• **GIVEN EXERCISE**: From the entries below, pull out each line where "these" appears.

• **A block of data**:
= = = =

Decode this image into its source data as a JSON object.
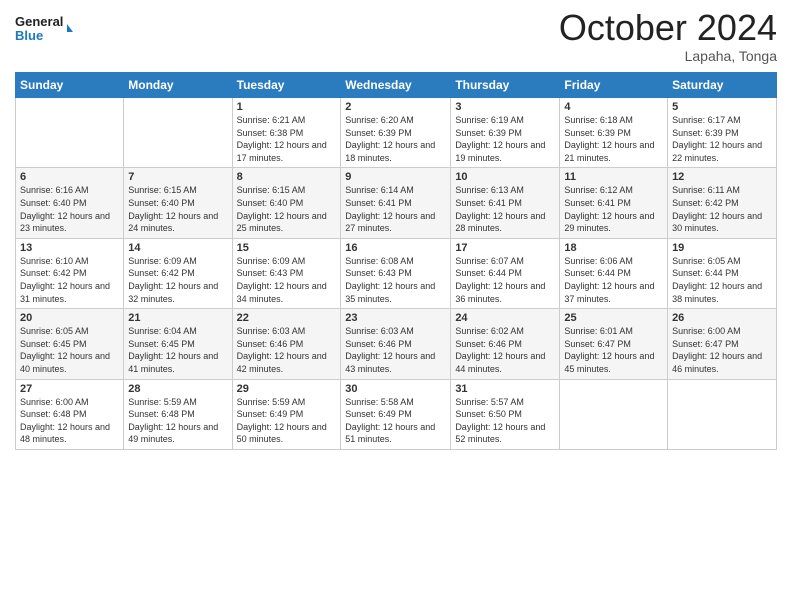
{
  "header": {
    "logo_line1": "General",
    "logo_line2": "Blue",
    "month": "October 2024",
    "location": "Lapaha, Tonga"
  },
  "weekdays": [
    "Sunday",
    "Monday",
    "Tuesday",
    "Wednesday",
    "Thursday",
    "Friday",
    "Saturday"
  ],
  "weeks": [
    [
      {
        "day": "",
        "info": ""
      },
      {
        "day": "",
        "info": ""
      },
      {
        "day": "1",
        "info": "Sunrise: 6:21 AM\nSunset: 6:38 PM\nDaylight: 12 hours and 17 minutes."
      },
      {
        "day": "2",
        "info": "Sunrise: 6:20 AM\nSunset: 6:39 PM\nDaylight: 12 hours and 18 minutes."
      },
      {
        "day": "3",
        "info": "Sunrise: 6:19 AM\nSunset: 6:39 PM\nDaylight: 12 hours and 19 minutes."
      },
      {
        "day": "4",
        "info": "Sunrise: 6:18 AM\nSunset: 6:39 PM\nDaylight: 12 hours and 21 minutes."
      },
      {
        "day": "5",
        "info": "Sunrise: 6:17 AM\nSunset: 6:39 PM\nDaylight: 12 hours and 22 minutes."
      }
    ],
    [
      {
        "day": "6",
        "info": "Sunrise: 6:16 AM\nSunset: 6:40 PM\nDaylight: 12 hours and 23 minutes."
      },
      {
        "day": "7",
        "info": "Sunrise: 6:15 AM\nSunset: 6:40 PM\nDaylight: 12 hours and 24 minutes."
      },
      {
        "day": "8",
        "info": "Sunrise: 6:15 AM\nSunset: 6:40 PM\nDaylight: 12 hours and 25 minutes."
      },
      {
        "day": "9",
        "info": "Sunrise: 6:14 AM\nSunset: 6:41 PM\nDaylight: 12 hours and 27 minutes."
      },
      {
        "day": "10",
        "info": "Sunrise: 6:13 AM\nSunset: 6:41 PM\nDaylight: 12 hours and 28 minutes."
      },
      {
        "day": "11",
        "info": "Sunrise: 6:12 AM\nSunset: 6:41 PM\nDaylight: 12 hours and 29 minutes."
      },
      {
        "day": "12",
        "info": "Sunrise: 6:11 AM\nSunset: 6:42 PM\nDaylight: 12 hours and 30 minutes."
      }
    ],
    [
      {
        "day": "13",
        "info": "Sunrise: 6:10 AM\nSunset: 6:42 PM\nDaylight: 12 hours and 31 minutes."
      },
      {
        "day": "14",
        "info": "Sunrise: 6:09 AM\nSunset: 6:42 PM\nDaylight: 12 hours and 32 minutes."
      },
      {
        "day": "15",
        "info": "Sunrise: 6:09 AM\nSunset: 6:43 PM\nDaylight: 12 hours and 34 minutes."
      },
      {
        "day": "16",
        "info": "Sunrise: 6:08 AM\nSunset: 6:43 PM\nDaylight: 12 hours and 35 minutes."
      },
      {
        "day": "17",
        "info": "Sunrise: 6:07 AM\nSunset: 6:44 PM\nDaylight: 12 hours and 36 minutes."
      },
      {
        "day": "18",
        "info": "Sunrise: 6:06 AM\nSunset: 6:44 PM\nDaylight: 12 hours and 37 minutes."
      },
      {
        "day": "19",
        "info": "Sunrise: 6:05 AM\nSunset: 6:44 PM\nDaylight: 12 hours and 38 minutes."
      }
    ],
    [
      {
        "day": "20",
        "info": "Sunrise: 6:05 AM\nSunset: 6:45 PM\nDaylight: 12 hours and 40 minutes."
      },
      {
        "day": "21",
        "info": "Sunrise: 6:04 AM\nSunset: 6:45 PM\nDaylight: 12 hours and 41 minutes."
      },
      {
        "day": "22",
        "info": "Sunrise: 6:03 AM\nSunset: 6:46 PM\nDaylight: 12 hours and 42 minutes."
      },
      {
        "day": "23",
        "info": "Sunrise: 6:03 AM\nSunset: 6:46 PM\nDaylight: 12 hours and 43 minutes."
      },
      {
        "day": "24",
        "info": "Sunrise: 6:02 AM\nSunset: 6:46 PM\nDaylight: 12 hours and 44 minutes."
      },
      {
        "day": "25",
        "info": "Sunrise: 6:01 AM\nSunset: 6:47 PM\nDaylight: 12 hours and 45 minutes."
      },
      {
        "day": "26",
        "info": "Sunrise: 6:00 AM\nSunset: 6:47 PM\nDaylight: 12 hours and 46 minutes."
      }
    ],
    [
      {
        "day": "27",
        "info": "Sunrise: 6:00 AM\nSunset: 6:48 PM\nDaylight: 12 hours and 48 minutes."
      },
      {
        "day": "28",
        "info": "Sunrise: 5:59 AM\nSunset: 6:48 PM\nDaylight: 12 hours and 49 minutes."
      },
      {
        "day": "29",
        "info": "Sunrise: 5:59 AM\nSunset: 6:49 PM\nDaylight: 12 hours and 50 minutes."
      },
      {
        "day": "30",
        "info": "Sunrise: 5:58 AM\nSunset: 6:49 PM\nDaylight: 12 hours and 51 minutes."
      },
      {
        "day": "31",
        "info": "Sunrise: 5:57 AM\nSunset: 6:50 PM\nDaylight: 12 hours and 52 minutes."
      },
      {
        "day": "",
        "info": ""
      },
      {
        "day": "",
        "info": ""
      }
    ]
  ]
}
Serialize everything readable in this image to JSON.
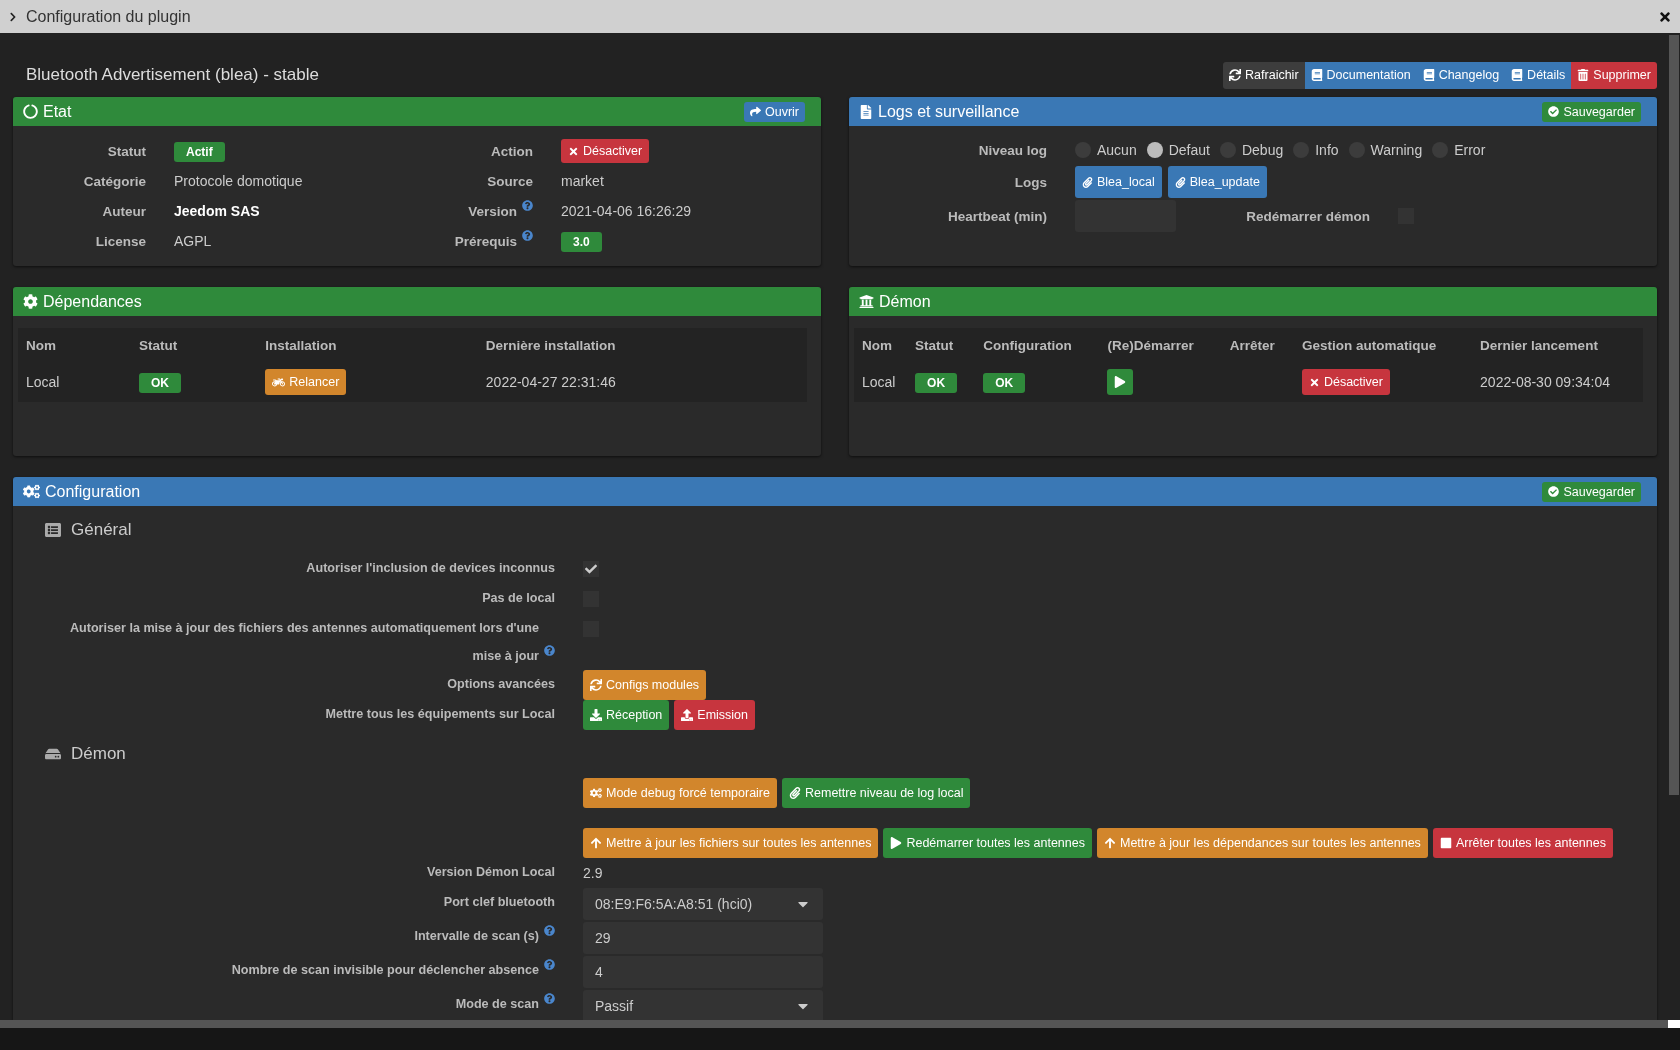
{
  "window": {
    "title": "Configuration du plugin"
  },
  "plugin_title": "Bluetooth Advertisement (blea) - stable",
  "toolbar": [
    {
      "label": "Rafraichir",
      "kind": "default"
    },
    {
      "label": "Documentation",
      "kind": "primary"
    },
    {
      "label": "Changelog",
      "kind": "primary"
    },
    {
      "label": "Détails",
      "kind": "primary"
    },
    {
      "label": "Supprimer",
      "kind": "danger"
    }
  ],
  "etat": {
    "title": "Etat",
    "kind": "success",
    "action": {
      "label": "Ouvrir",
      "kind": "primary"
    },
    "fields": [
      {
        "label": "Statut",
        "kind": "badge",
        "value": "Actif"
      },
      {
        "label": "Action",
        "kind": "danger_button",
        "value": "Désactiver"
      },
      {
        "label": "Catégorie",
        "kind": "text",
        "value": "Protocole domotique"
      },
      {
        "label": "Source",
        "kind": "text",
        "value": "market"
      },
      {
        "label": "Auteur",
        "kind": "strong",
        "value": "Jeedom SAS"
      },
      {
        "label": "Version",
        "help": true,
        "kind": "text",
        "value": "2021-04-06 16:26:29"
      },
      {
        "label": "License",
        "kind": "text",
        "value": "AGPL"
      },
      {
        "label": "Prérequis",
        "help": true,
        "kind": "badge",
        "value": "3.0"
      }
    ]
  },
  "logs": {
    "title": "Logs et surveillance",
    "kind": "primary",
    "save": {
      "label": "Sauvegarder",
      "kind": "success"
    },
    "level": {
      "label": "Niveau log",
      "options": [
        {
          "label": "Aucun",
          "selected": false
        },
        {
          "label": "Defaut",
          "selected": true
        },
        {
          "label": "Debug",
          "selected": false
        },
        {
          "label": "Info",
          "selected": false
        },
        {
          "label": "Warning",
          "selected": false
        },
        {
          "label": "Error",
          "selected": false
        }
      ]
    },
    "files": {
      "label": "Logs",
      "buttons": [
        {
          "label": "Blea_local",
          "kind": "primary"
        },
        {
          "label": "Blea_update",
          "kind": "primary"
        }
      ]
    },
    "heartbeat": {
      "label": "Heartbeat (min)"
    },
    "restart": {
      "label": "Redémarrer démon",
      "checked": false
    }
  },
  "dependances": {
    "title": "Dépendances",
    "kind": "success",
    "columns": [
      "Nom",
      "Statut",
      "Installation",
      "Dernière installation"
    ],
    "rows": [
      {
        "cells": [
          {
            "kind": "text",
            "value": "Local"
          },
          {
            "kind": "badge",
            "value": "OK"
          },
          {
            "kind": "warning_button",
            "value": "Relancer"
          },
          {
            "kind": "text",
            "value": "2022-04-27 22:31:46"
          }
        ]
      }
    ]
  },
  "demon": {
    "title": "Démon",
    "kind": "success",
    "columns": [
      "Nom",
      "Statut",
      "Configuration",
      "(Re)Démarrer",
      "Arrêter",
      "Gestion automatique",
      "Dernier lancement"
    ],
    "rows": [
      {
        "cells": [
          {
            "kind": "text",
            "value": "Local"
          },
          {
            "kind": "badge",
            "value": "OK"
          },
          {
            "kind": "badge",
            "value": "OK"
          },
          {
            "kind": "play_button"
          },
          {
            "kind": "blank"
          },
          {
            "kind": "danger_button",
            "value": "Désactiver"
          },
          {
            "kind": "text",
            "value": "2022-08-30 09:34:04"
          }
        ]
      }
    ]
  },
  "configuration": {
    "title": "Configuration",
    "kind": "primary",
    "save": {
      "label": "Sauvegarder",
      "kind": "success"
    },
    "sections": [
      {
        "title": "Général",
        "rows": [
          {
            "label": "Autoriser l'inclusion de devices inconnus",
            "kind": "checkbox",
            "checked": true
          },
          {
            "label": "Pas de local",
            "kind": "checkbox",
            "checked": false
          },
          {
            "label": "Autoriser la mise à jour des fichiers des antennes automatiquement lors d'une mise à jour",
            "help": true,
            "kind": "checkbox",
            "checked": false
          },
          {
            "label": "Options avancées",
            "kind": "buttons",
            "buttons": [
              {
                "label": "Configs modules",
                "kind": "warning"
              }
            ]
          },
          {
            "label": "Mettre tous les équipements sur Local",
            "kind": "buttons",
            "buttons": [
              {
                "label": "Réception",
                "kind": "success"
              },
              {
                "label": "Emission",
                "kind": "danger"
              }
            ]
          }
        ]
      },
      {
        "title": "Démon",
        "rows": [
          {
            "kind": "buttons",
            "buttons": [
              {
                "label": "Mode debug forcé temporaire",
                "kind": "warning"
              },
              {
                "label": "Remettre niveau de log local",
                "kind": "success"
              }
            ]
          },
          {
            "kind": "buttons",
            "buttons": [
              {
                "label": "Mettre à jour les fichiers sur toutes les antennes",
                "kind": "warning"
              },
              {
                "label": "Redémarrer toutes les antennes",
                "kind": "success"
              },
              {
                "label": "Mettre à jour les dépendances sur toutes les antennes",
                "kind": "warning"
              },
              {
                "label": "Arrêter toutes les antennes",
                "kind": "danger"
              }
            ]
          },
          {
            "label": "Version Démon Local",
            "kind": "text",
            "value": "2.9"
          },
          {
            "label": "Port clef bluetooth",
            "kind": "select",
            "value": "08:E9:F6:5A:A8:51 (hci0)"
          },
          {
            "label": "Intervalle de scan (s)",
            "help": true,
            "kind": "input",
            "value": "29"
          },
          {
            "label": "Nombre de scan invisible pour déclencher absence",
            "help": true,
            "kind": "input",
            "value": "4"
          },
          {
            "label": "Mode de scan",
            "help": true,
            "kind": "select",
            "value": "Passif"
          }
        ]
      }
    ]
  }
}
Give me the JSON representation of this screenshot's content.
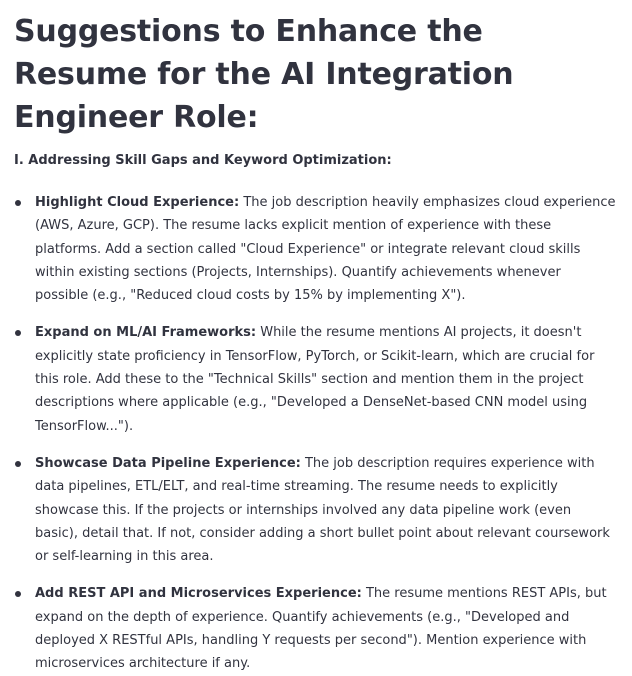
{
  "document": {
    "title": "Suggestions to Enhance the Resume for the AI Integration Engineer Role:",
    "section_heading": "I. Addressing Skill Gaps and Keyword Optimization:",
    "suggestions": [
      {
        "lead": "Highlight Cloud Experience:",
        "text": " The job description heavily emphasizes cloud experience (AWS, Azure, GCP). The resume lacks explicit mention of experience with these platforms. Add a section called \"Cloud Experience\" or integrate relevant cloud skills within existing sections (Projects, Internships). Quantify achievements whenever possible (e.g., \"Reduced cloud costs by 15% by implementing X\")."
      },
      {
        "lead": "Expand on ML/AI Frameworks:",
        "text": " While the resume mentions AI projects, it doesn't explicitly state proficiency in TensorFlow, PyTorch, or Scikit-learn, which are crucial for this role. Add these to the \"Technical Skills\" section and mention them in the project descriptions where applicable (e.g., \"Developed a DenseNet-based CNN model using TensorFlow...\")."
      },
      {
        "lead": "Showcase Data Pipeline Experience:",
        "text": " The job description requires experience with data pipelines, ETL/ELT, and real-time streaming. The resume needs to explicitly showcase this. If the projects or internships involved any data pipeline work (even basic), detail that. If not, consider adding a short bullet point about relevant coursework or self-learning in this area."
      },
      {
        "lead": "Add REST API and Microservices Experience:",
        "text": " The resume mentions REST APIs, but expand on the depth of experience. Quantify achievements (e.g., \"Developed and deployed X RESTful APIs, handling Y requests per second\"). Mention experience with microservices architecture if any."
      }
    ]
  }
}
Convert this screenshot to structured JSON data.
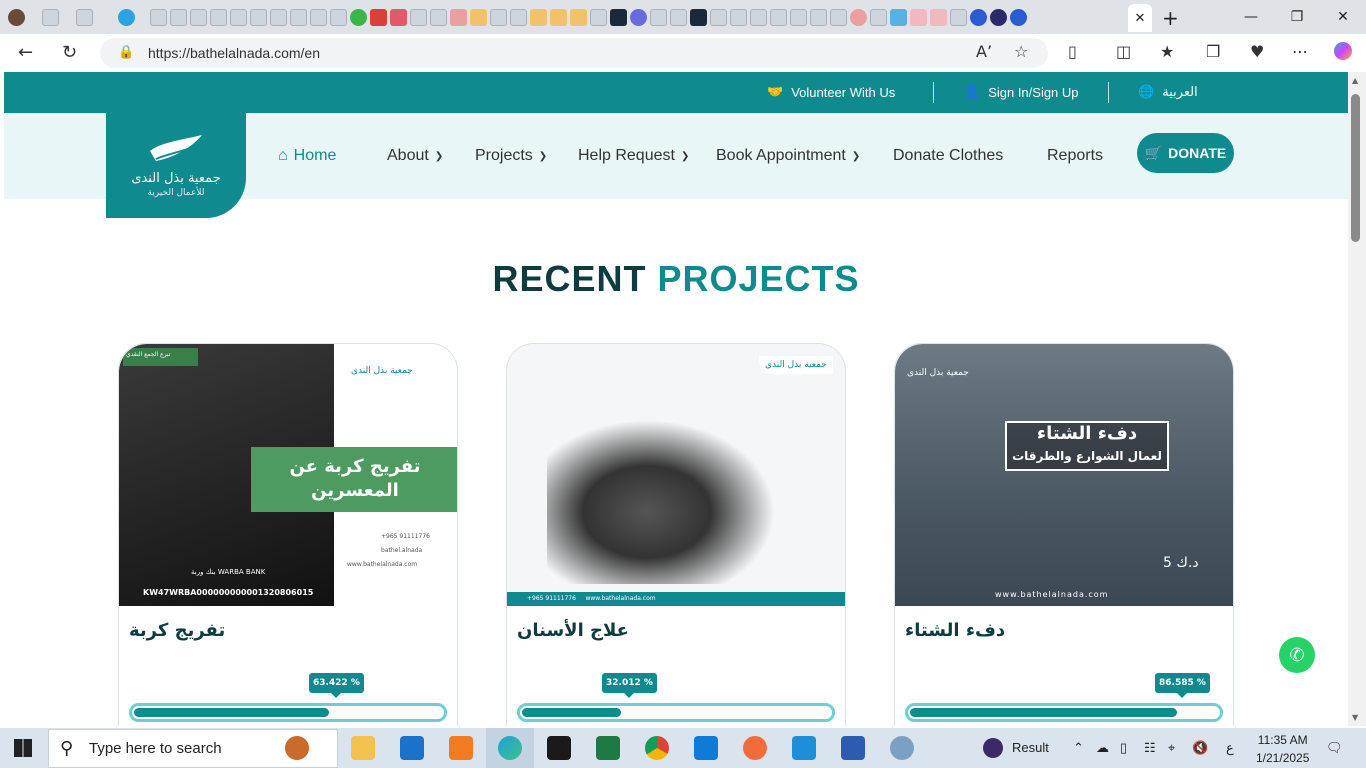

= = = =

• **SOLUTION FOR THIS EXERCISE**:
        "text": " The job description heavily emphasizes cloud experience (AWS, Azure, GCP). The resume lacks explicit mention of experience with these platforms. Add a section called \"Cloud Experience\" or integrate relevant cloud skills within existing sections (Projects, Internships). Quantify achievements whenever possible (e.g., \"Reduced cloud costs by 15% by implementing X\")."
        "text": " While the resume mentions AI projects, it doesn't explicitly state proficiency in TensorFlow, PyTorch, or Scikit-learn, which are crucial for this role. Add these to the \"Technical Skills\" section and mention them in the project descriptions where applicable (e.g., \"Developed a DenseNet-based CNN model using TensorFlow...\")."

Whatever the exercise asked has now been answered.